*Exercise instructions*. Look through the data and write out every line with the word "Terms" in it.

*Given entries*.
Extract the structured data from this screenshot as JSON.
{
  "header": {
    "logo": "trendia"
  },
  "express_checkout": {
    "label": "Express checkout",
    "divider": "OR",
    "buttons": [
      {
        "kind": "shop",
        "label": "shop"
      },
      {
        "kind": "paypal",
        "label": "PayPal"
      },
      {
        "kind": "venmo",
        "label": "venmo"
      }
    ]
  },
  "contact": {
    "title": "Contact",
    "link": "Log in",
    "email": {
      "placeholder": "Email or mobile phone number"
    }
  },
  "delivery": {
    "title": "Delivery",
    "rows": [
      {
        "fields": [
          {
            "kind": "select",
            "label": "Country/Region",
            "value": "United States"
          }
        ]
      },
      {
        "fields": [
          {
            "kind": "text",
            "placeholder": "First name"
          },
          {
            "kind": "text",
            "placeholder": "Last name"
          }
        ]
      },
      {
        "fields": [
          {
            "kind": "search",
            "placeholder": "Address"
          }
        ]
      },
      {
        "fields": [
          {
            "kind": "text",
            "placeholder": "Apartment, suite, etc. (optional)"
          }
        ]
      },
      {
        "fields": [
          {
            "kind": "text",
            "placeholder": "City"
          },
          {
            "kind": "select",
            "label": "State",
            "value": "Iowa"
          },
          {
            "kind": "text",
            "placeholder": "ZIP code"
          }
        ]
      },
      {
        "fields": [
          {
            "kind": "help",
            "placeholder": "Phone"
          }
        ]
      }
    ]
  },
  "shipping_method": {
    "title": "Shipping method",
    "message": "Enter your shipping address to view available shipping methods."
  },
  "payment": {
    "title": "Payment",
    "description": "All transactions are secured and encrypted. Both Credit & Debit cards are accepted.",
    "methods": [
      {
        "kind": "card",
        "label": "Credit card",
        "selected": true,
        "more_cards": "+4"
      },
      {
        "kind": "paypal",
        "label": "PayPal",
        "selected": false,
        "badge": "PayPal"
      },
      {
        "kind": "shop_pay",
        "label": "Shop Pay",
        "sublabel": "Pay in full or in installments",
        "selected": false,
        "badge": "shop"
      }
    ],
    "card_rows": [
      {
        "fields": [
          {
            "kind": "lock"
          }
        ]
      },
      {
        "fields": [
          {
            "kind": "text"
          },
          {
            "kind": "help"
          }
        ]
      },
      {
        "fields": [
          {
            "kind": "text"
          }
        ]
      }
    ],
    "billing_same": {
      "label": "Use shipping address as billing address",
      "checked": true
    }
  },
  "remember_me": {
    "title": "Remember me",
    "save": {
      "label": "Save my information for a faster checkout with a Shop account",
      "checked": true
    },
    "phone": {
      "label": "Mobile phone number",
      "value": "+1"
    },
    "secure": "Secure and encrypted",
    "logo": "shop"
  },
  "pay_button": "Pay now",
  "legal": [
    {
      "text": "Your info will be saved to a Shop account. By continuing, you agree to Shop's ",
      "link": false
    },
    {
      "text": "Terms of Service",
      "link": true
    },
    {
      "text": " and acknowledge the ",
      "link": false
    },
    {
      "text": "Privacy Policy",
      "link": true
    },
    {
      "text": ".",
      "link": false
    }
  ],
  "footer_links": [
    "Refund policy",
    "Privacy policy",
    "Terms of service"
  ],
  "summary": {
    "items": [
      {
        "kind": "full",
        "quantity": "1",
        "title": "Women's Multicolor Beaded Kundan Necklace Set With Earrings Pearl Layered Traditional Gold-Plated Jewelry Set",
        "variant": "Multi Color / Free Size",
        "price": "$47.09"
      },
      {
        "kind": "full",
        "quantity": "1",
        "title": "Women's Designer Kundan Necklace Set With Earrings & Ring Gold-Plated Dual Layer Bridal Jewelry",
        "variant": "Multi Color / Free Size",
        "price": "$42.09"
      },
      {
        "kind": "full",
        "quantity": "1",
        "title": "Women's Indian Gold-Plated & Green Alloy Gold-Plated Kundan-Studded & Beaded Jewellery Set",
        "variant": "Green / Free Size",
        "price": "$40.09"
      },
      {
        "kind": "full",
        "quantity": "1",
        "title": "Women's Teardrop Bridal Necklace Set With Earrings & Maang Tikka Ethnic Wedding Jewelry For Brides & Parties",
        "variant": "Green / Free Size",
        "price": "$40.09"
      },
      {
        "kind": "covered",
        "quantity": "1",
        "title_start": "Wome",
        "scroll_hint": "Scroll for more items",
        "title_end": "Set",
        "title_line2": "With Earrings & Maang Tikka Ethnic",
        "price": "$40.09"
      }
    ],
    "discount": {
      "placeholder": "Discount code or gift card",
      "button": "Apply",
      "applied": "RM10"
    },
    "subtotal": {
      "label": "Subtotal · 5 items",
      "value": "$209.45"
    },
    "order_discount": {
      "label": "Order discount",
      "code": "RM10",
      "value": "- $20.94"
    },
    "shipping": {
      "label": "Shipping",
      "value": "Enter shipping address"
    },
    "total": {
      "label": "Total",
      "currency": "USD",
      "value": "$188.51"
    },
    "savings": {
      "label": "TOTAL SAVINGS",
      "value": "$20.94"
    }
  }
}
---
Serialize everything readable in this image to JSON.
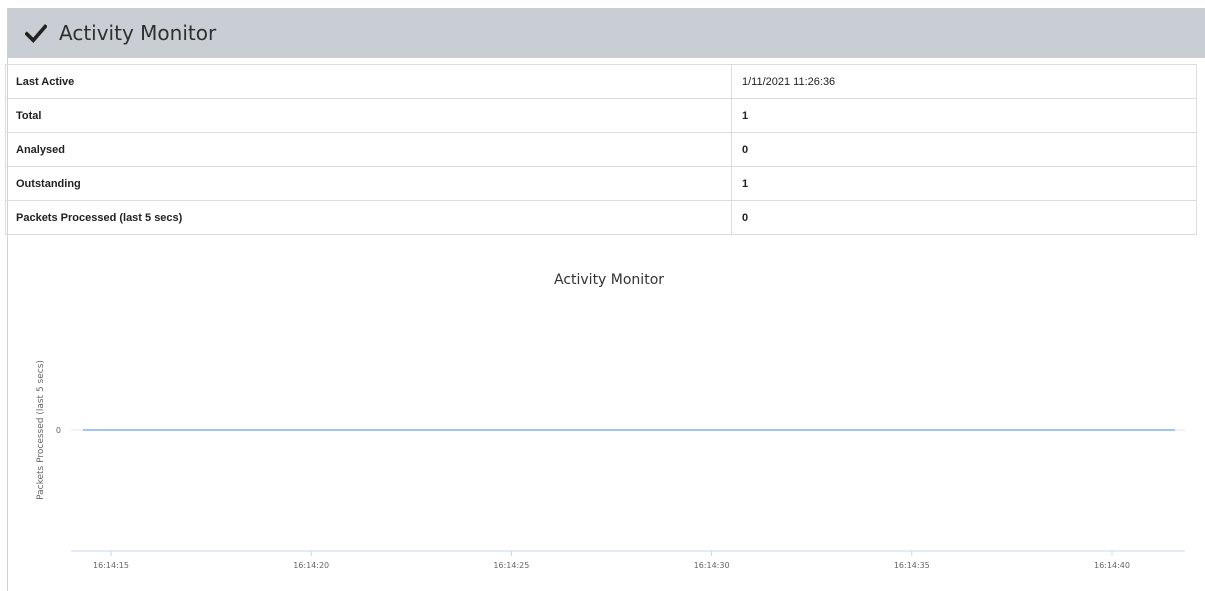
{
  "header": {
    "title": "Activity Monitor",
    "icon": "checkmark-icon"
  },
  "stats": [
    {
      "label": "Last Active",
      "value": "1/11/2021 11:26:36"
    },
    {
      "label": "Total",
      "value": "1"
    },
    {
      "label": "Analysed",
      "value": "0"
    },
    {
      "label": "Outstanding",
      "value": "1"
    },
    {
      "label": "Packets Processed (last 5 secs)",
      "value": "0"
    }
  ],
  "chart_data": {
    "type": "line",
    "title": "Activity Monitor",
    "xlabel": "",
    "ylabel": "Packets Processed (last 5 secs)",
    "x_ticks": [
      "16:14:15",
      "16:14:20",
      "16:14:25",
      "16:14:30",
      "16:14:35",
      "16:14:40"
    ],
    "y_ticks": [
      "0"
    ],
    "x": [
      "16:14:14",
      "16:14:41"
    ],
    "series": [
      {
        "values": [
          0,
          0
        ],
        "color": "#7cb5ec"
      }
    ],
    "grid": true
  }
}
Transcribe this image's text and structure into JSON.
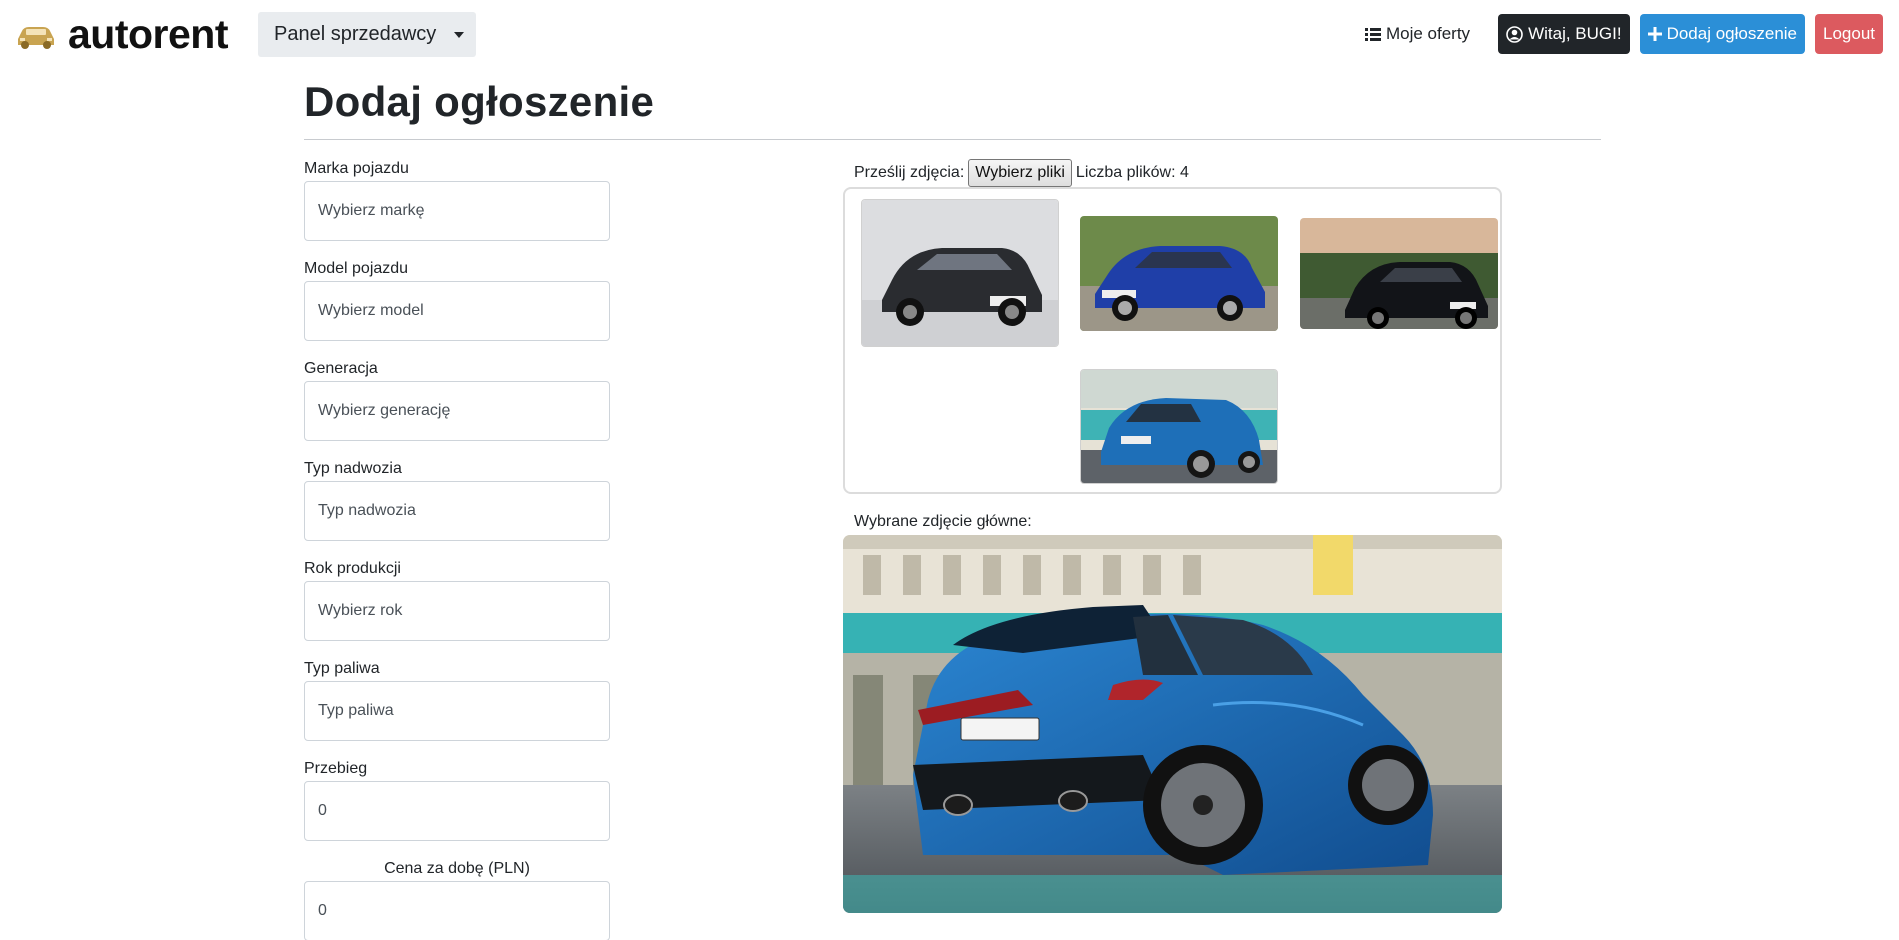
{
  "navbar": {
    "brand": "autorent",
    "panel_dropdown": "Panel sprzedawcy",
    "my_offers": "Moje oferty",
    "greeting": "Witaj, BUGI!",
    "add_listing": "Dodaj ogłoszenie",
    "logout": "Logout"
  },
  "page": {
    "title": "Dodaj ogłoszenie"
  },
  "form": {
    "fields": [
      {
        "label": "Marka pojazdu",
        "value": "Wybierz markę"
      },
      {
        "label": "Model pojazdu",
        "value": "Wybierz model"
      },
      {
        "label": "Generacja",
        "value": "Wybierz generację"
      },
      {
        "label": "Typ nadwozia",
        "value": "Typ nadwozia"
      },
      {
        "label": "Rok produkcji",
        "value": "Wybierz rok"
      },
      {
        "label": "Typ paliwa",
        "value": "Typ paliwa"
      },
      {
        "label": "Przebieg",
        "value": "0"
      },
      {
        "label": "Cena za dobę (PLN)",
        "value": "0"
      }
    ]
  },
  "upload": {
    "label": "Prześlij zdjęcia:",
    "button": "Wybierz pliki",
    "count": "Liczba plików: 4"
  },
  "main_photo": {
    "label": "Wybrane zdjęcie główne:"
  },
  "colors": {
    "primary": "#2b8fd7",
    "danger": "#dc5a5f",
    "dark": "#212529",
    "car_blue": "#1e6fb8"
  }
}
...
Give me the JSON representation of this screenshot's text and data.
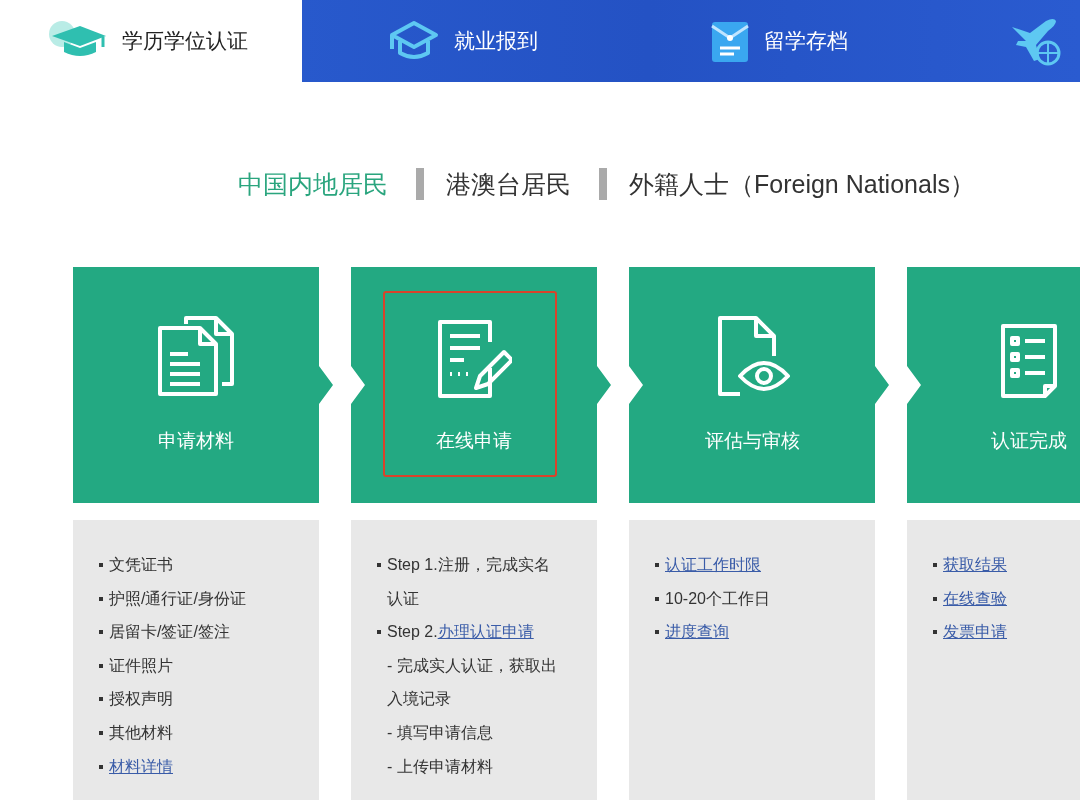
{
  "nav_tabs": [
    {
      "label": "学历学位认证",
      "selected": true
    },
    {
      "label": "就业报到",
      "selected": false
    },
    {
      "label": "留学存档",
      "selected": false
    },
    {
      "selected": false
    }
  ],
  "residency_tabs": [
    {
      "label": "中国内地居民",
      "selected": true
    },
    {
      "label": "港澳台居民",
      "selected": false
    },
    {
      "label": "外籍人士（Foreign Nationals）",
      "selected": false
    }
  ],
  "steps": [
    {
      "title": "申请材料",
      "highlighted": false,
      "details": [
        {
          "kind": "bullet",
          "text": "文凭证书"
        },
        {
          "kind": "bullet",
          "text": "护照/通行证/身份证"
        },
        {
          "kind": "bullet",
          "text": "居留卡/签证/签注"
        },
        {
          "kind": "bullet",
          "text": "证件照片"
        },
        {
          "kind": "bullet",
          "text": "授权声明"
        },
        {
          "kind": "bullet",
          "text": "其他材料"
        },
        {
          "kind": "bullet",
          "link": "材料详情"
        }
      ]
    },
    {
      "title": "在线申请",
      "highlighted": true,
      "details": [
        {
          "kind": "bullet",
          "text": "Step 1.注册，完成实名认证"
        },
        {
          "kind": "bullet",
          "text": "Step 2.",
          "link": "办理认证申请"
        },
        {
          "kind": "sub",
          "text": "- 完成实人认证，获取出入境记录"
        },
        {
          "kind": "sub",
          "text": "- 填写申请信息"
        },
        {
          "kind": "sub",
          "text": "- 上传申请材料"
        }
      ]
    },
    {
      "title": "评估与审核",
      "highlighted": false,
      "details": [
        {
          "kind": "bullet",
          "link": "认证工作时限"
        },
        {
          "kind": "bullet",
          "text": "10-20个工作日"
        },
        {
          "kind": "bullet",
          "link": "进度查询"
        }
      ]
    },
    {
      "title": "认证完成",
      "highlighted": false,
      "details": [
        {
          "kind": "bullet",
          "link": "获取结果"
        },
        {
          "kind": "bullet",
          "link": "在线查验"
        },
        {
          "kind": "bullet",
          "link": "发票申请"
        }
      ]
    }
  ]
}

*Result*.
      "text": "Terms of Service",
    "Terms of service"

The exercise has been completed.